## EXERCISE AIM
With the line containing "Give me the" as the first line and the last line of the records as the final one, reproduce that range exactly.

## START GIVEN ENTRIES

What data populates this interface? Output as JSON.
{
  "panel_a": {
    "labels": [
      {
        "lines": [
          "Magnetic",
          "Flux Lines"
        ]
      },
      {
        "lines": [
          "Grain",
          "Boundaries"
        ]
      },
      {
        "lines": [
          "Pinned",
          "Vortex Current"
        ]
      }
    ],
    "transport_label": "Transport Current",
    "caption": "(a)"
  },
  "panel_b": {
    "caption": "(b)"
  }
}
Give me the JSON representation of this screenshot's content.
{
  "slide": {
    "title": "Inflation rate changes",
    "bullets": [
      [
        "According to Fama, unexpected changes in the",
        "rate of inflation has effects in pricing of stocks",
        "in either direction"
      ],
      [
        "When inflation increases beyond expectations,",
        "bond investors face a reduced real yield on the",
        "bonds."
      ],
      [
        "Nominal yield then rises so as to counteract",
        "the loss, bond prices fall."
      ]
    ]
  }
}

## END GIVEN ENTRIES

## RESULT FOR THIS TASK
Give me the JSON representation of this screenshot's content.
{
  "slide": {
    "title": "Inflation rate changes",
    "bullets": [
      [
        "According to Fama, unexpected changes in the",
        "rate of inflation has effects in pricing of stocks",
        "in either direction"
      ],
      [
        "When inflation increases beyond expectations,",
        "bond investors face a reduced real yield on the",
        "bonds."
      ],
      [
        "Nominal yield then rises so as to counteract",
        "the loss, bond prices fall."
      ]
    ]
  }
}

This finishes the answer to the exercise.